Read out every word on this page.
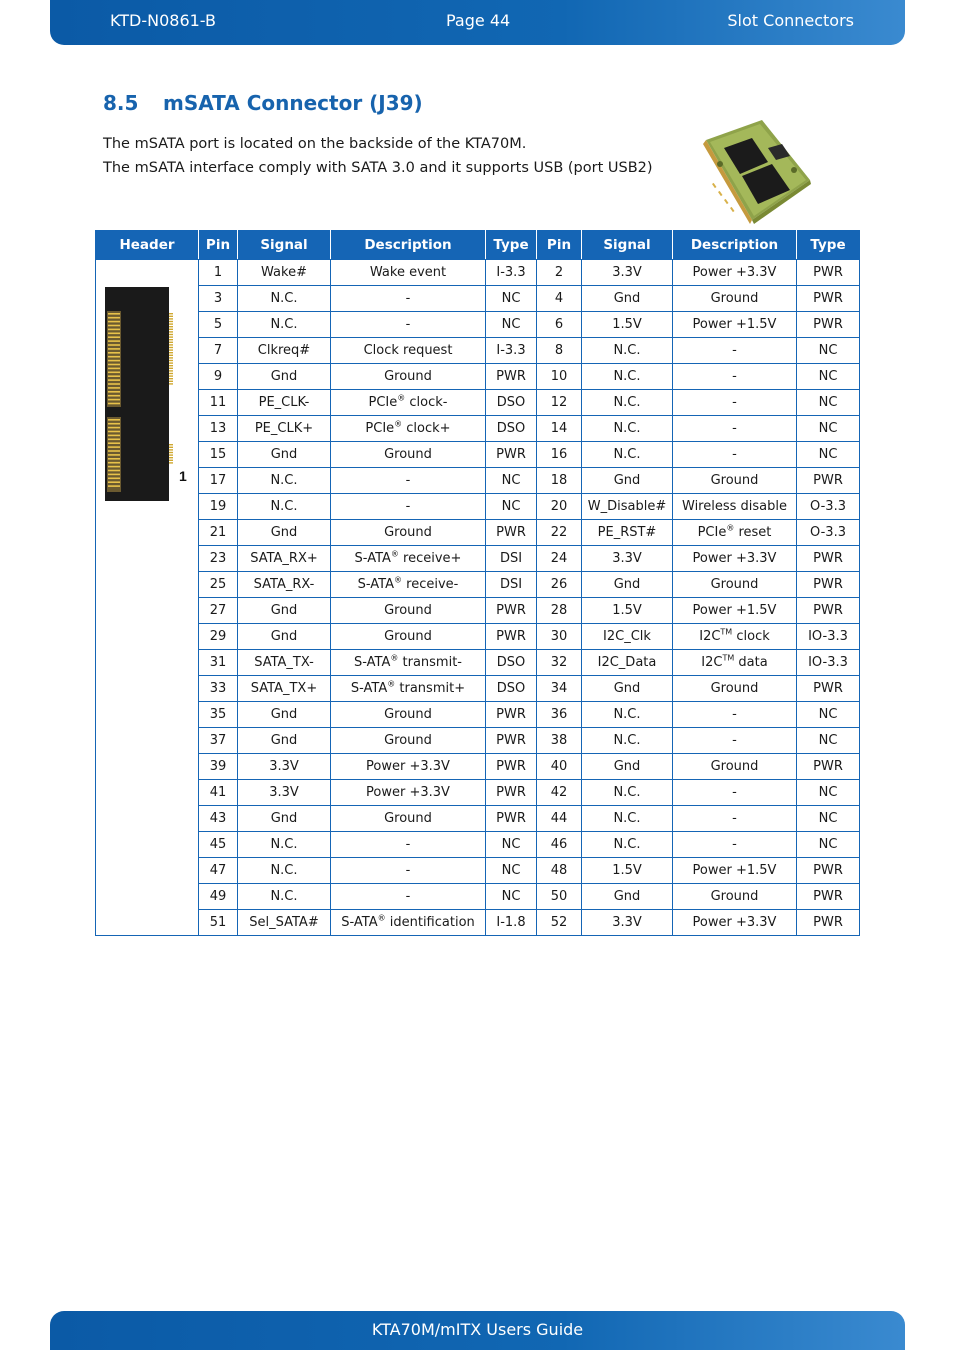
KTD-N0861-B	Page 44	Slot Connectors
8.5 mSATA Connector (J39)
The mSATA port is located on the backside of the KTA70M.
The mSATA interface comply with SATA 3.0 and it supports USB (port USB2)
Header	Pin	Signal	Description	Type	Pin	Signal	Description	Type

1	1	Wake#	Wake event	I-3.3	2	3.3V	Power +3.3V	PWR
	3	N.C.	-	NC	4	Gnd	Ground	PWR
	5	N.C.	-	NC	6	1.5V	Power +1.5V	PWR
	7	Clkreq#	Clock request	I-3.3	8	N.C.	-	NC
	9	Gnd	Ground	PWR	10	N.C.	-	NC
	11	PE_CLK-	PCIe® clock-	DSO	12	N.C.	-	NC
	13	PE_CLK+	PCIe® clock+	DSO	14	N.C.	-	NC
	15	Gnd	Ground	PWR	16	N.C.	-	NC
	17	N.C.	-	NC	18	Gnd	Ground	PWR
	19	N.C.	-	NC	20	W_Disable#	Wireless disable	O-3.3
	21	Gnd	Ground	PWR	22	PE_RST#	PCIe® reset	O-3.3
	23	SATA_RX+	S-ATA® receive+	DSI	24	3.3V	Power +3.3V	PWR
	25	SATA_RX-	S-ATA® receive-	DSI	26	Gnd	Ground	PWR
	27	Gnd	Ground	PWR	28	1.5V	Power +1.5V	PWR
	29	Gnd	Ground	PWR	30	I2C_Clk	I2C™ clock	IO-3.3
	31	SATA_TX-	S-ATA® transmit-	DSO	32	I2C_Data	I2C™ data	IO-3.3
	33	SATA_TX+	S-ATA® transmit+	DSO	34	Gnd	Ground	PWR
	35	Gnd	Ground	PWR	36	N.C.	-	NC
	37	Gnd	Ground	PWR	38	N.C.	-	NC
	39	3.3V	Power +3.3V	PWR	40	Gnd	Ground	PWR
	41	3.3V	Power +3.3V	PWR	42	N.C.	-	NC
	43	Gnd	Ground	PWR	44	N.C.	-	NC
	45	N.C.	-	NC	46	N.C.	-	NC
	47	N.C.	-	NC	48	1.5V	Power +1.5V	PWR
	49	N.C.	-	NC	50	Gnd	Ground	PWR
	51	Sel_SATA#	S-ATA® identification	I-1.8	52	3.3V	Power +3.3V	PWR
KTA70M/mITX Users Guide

------------------------------------------------------------

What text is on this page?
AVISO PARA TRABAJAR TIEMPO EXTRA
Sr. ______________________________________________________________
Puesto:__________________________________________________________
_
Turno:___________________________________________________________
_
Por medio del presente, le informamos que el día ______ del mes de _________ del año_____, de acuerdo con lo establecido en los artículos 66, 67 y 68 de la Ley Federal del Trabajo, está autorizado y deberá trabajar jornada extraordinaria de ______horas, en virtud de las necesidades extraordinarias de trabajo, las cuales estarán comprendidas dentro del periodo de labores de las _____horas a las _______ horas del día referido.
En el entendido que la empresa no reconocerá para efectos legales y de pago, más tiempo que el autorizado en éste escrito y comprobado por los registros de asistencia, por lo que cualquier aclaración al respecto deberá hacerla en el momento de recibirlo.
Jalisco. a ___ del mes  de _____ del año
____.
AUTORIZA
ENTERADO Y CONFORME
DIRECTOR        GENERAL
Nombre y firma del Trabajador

------------------------------------------------------------

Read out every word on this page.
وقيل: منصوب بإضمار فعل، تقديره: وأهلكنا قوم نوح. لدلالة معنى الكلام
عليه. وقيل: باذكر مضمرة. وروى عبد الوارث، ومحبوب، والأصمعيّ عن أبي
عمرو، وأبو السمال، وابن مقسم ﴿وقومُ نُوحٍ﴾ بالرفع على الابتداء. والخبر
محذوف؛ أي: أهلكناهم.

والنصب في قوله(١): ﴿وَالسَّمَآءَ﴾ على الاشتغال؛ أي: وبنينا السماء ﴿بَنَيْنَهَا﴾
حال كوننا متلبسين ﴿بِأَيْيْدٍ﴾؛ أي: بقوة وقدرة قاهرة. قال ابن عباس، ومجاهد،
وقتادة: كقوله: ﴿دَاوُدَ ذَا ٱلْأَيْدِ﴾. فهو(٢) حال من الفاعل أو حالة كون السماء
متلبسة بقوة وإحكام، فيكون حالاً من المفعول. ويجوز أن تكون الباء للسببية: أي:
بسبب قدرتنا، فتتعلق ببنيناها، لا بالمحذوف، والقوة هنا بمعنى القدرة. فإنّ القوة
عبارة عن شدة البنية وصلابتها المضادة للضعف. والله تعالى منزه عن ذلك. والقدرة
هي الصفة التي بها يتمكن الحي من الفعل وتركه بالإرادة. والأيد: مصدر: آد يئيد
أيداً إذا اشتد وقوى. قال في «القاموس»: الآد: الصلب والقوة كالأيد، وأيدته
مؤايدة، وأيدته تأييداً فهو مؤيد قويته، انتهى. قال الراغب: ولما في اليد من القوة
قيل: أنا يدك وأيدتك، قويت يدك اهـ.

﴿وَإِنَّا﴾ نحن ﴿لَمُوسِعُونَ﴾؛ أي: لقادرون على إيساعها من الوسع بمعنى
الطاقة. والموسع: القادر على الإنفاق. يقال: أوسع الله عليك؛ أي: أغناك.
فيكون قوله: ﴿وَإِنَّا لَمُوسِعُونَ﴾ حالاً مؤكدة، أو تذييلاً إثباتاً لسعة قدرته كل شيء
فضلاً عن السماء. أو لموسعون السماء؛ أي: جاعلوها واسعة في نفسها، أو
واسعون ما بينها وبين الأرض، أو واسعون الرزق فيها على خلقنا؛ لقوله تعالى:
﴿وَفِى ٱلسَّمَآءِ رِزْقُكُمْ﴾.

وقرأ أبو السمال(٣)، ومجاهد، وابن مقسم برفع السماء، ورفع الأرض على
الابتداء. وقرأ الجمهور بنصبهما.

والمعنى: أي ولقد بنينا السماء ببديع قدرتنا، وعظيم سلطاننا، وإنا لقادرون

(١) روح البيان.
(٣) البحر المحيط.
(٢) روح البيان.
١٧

------------------------------------------------------------

#### Task instructions
Count how many lines above contain the word "port". Reply with the number alone.

#### Response for this exercise
2